◆ **Request**
All entries below are to be set down again, identical to the source.
━━━━━━━━━━━━━━━━━━━━
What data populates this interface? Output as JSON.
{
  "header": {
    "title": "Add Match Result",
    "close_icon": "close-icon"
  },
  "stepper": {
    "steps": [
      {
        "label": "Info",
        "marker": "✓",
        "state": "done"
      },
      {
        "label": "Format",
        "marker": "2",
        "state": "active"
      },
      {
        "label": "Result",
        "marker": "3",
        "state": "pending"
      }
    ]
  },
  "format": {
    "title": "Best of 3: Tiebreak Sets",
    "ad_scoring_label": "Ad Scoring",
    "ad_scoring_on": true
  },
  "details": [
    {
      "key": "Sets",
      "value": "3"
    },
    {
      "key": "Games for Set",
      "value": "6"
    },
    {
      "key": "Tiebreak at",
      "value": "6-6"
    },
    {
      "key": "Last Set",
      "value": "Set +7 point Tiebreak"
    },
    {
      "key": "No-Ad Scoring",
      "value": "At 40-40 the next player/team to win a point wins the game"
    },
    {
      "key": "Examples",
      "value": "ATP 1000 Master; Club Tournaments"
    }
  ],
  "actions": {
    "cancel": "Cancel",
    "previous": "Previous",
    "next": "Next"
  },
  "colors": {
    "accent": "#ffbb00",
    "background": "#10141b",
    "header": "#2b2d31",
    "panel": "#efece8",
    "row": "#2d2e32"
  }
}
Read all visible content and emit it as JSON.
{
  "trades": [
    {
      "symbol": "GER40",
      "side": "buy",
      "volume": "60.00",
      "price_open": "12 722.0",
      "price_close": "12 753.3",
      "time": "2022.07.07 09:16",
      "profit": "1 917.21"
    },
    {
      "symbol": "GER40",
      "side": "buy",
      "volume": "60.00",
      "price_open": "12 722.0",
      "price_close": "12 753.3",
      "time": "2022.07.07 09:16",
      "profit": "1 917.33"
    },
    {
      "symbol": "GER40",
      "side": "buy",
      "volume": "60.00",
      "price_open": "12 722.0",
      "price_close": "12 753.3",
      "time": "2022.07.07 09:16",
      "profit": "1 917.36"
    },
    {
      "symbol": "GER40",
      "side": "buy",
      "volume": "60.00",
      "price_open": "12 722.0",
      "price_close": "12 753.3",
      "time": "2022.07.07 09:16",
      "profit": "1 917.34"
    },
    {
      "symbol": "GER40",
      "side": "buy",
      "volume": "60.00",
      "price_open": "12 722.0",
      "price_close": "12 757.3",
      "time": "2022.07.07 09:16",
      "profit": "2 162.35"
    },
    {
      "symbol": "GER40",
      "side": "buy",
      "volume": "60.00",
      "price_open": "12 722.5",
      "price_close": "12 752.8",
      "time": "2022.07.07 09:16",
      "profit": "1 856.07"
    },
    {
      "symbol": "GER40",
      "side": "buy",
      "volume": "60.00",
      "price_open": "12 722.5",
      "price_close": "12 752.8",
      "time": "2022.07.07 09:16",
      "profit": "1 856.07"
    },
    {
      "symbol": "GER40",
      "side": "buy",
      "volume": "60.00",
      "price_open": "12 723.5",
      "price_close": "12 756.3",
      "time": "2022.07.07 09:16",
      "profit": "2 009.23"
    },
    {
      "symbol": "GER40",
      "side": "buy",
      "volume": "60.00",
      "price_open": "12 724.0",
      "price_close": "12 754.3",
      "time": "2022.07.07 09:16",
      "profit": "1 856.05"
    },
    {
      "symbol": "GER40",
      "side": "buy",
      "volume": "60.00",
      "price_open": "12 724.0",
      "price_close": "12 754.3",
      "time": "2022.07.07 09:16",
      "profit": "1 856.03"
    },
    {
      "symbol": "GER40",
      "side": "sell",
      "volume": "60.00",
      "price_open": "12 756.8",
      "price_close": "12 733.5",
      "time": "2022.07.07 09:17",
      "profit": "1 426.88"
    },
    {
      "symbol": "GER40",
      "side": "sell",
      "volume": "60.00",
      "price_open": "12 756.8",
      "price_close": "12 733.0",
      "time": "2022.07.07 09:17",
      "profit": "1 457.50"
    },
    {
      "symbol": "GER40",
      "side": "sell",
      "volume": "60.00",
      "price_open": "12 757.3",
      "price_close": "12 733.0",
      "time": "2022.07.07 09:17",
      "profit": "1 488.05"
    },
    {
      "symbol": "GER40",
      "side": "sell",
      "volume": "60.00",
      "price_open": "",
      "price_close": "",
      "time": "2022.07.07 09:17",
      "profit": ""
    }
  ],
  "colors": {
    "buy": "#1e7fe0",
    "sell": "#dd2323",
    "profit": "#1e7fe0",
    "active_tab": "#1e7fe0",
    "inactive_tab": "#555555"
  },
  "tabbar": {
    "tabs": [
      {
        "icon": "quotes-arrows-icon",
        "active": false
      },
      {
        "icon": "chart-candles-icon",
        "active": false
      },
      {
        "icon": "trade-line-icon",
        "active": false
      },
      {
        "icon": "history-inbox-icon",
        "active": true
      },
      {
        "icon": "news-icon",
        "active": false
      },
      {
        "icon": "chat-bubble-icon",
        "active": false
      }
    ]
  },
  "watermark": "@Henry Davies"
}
━━━━━━━━━━━━━━━━━━━━
◆ **Result**
What data populates this interface? Output as JSON.
{
  "header": {
    "title": "Add Match Result",
    "close_icon": "close-icon"
  },
  "stepper": {
    "steps": [
      {
        "label": "Info",
        "marker": "✓",
        "state": "done"
      },
      {
        "label": "Format",
        "marker": "2",
        "state": "active"
      },
      {
        "label": "Result",
        "marker": "3",
        "state": "pending"
      }
    ]
  },
  "format": {
    "title": "Best of 3: Tiebreak Sets",
    "ad_scoring_label": "Ad Scoring",
    "ad_scoring_on": true
  },
  "details": [
    {
      "key": "Sets",
      "value": "3"
    },
    {
      "key": "Games for Set",
      "value": "6"
    },
    {
      "key": "Tiebreak at",
      "value": "6-6"
    },
    {
      "key": "Last Set",
      "value": "Set +7 point Tiebreak"
    },
    {
      "key": "No-Ad Scoring",
      "value": "At 40-40 the next player/team to win a point wins the game"
    },
    {
      "key": "Examples",
      "value": "ATP 1000 Master; Club Tournaments"
    }
  ],
  "actions": {
    "cancel": "Cancel",
    "previous": "Previous",
    "next": "Next"
  },
  "colors": {
    "accent": "#ffbb00",
    "background": "#10141b",
    "header": "#2b2d31",
    "panel": "#efece8",
    "row": "#2d2e32"
  }
}
Read all visible content and emit it as JSON.
{
  "trades": [
    {
      "symbol": "GER40",
      "side": "buy",
      "volume": "60.00",
      "price_open": "12 722.0",
      "price_close": "12 753.3",
      "time": "2022.07.07 09:16",
      "profit": "1 917.21"
    },
    {
      "symbol": "GER40",
      "side": "buy",
      "volume": "60.00",
      "price_open": "12 722.0",
      "price_close": "12 753.3",
      "time": "2022.07.07 09:16",
      "profit": "1 917.33"
    },
    {
      "symbol": "GER40",
      "side": "buy",
      "volume": "60.00",
      "price_open": "12 722.0",
      "price_close": "12 753.3",
      "time": "2022.07.07 09:16",
      "profit": "1 917.36"
    },
    {
      "symbol": "GER40",
      "side": "buy",
      "volume": "60.00",
      "price_open": "12 722.0",
      "price_close": "12 753.3",
      "time": "2022.07.07 09:16",
      "profit": "1 917.34"
    },
    {
      "symbol": "GER40",
      "side": "buy",
      "volume": "60.00",
      "price_open": "12 722.0",
      "price_close": "12 757.3",
      "time": "2022.07.07 09:16",
      "profit": "2 162.35"
    },
    {
      "symbol": "GER40",
      "side": "buy",
      "volume": "60.00",
      "price_open": "12 722.5",
      "price_close": "12 752.8",
      "time": "2022.07.07 09:16",
      "profit": "1 856.07"
    },
    {
      "symbol": "GER40",
      "side": "buy",
      "volume": "60.00",
      "price_open": "12 722.5",
      "price_close": "12 752.8",
      "time": "2022.07.07 09:16",
      "profit": "1 856.07"
    },
    {
      "symbol": "GER40",
      "side": "buy",
      "volume": "60.00",
      "price_open": "12 723.5",
      "price_close": "12 756.3",
      "time": "2022.07.07 09:16",
      "profit": "2 009.23"
    },
    {
      "symbol": "GER40",
      "side": "buy",
      "volume": "60.00",
      "price_open": "12 724.0",
      "price_close": "12 754.3",
      "time": "2022.07.07 09:16",
      "profit": "1 856.05"
    },
    {
      "symbol": "GER40",
      "side": "buy",
      "volume": "60.00",
      "price_open": "12 724.0",
      "price_close": "12 754.3",
      "time": "2022.07.07 09:16",
      "profit": "1 856.03"
    },
    {
      "symbol": "GER40",
      "side": "sell",
      "volume": "60.00",
      "price_open": "12 756.8",
      "price_close": "12 733.5",
      "time": "2022.07.07 09:17",
      "profit": "1 426.88"
    },
    {
      "symbol": "GER40",
      "side": "sell",
      "volume": "60.00",
      "price_open": "12 756.8",
      "price_close": "12 733.0",
      "time": "2022.07.07 09:17",
      "profit": "1 457.50"
    },
    {
      "symbol": "GER40",
      "side": "sell",
      "volume": "60.00",
      "price_open": "12 757.3",
      "price_close": "12 733.0",
      "time": "2022.07.07 09:17",
      "profit": "1 488.05"
    },
    {
      "symbol": "GER40",
      "side": "sell",
      "volume": "60.00",
      "price_open": "",
      "price_close": "",
      "time": "2022.07.07 09:17",
      "profit": ""
    }
  ],
  "colors": {
    "buy": "#1e7fe0",
    "sell": "#dd2323",
    "profit": "#1e7fe0",
    "active_tab": "#1e7fe0",
    "inactive_tab": "#555555"
  },
  "tabbar": {
    "tabs": [
      {
        "icon": "quotes-arrows-icon",
        "active": false
      },
      {
        "icon": "chart-candles-icon",
        "active": false
      },
      {
        "icon": "trade-line-icon",
        "active": false
      },
      {
        "icon": "history-inbox-icon",
        "active": true
      },
      {
        "icon": "news-icon",
        "active": false
      },
      {
        "icon": "chat-bubble-icon",
        "active": false
      }
    ]
  },
  "watermark": "@Henry Davies"
}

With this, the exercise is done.